▸ **Job**:
Copy out the entries below in full and exactly.

— begin Provided data —

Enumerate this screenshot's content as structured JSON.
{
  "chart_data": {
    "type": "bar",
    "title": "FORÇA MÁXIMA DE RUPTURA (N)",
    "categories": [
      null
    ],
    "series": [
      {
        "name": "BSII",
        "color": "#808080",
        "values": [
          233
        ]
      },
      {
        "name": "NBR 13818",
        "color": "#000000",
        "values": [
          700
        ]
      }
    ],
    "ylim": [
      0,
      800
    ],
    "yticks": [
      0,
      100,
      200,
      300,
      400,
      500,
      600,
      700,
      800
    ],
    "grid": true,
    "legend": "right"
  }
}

— end Provided data —

▸ **Correct result**:
Enumerate this screenshot's content as structured JSON.
{
  "chart_data": {
    "type": "bar",
    "title": "FORÇA MÁXIMA DE RUPTURA (N)",
    "categories": [
      null
    ],
    "series": [
      {
        "name": "BSII",
        "color": "#808080",
        "values": [
          233
        ]
      },
      {
        "name": "NBR 13818",
        "color": "#000000",
        "values": [
          700
        ]
      }
    ],
    "ylim": [
      0,
      800
    ],
    "yticks": [
      0,
      100,
      200,
      300,
      400,
      500,
      600,
      700,
      800
    ],
    "grid": true,
    "legend": "right"
  }
}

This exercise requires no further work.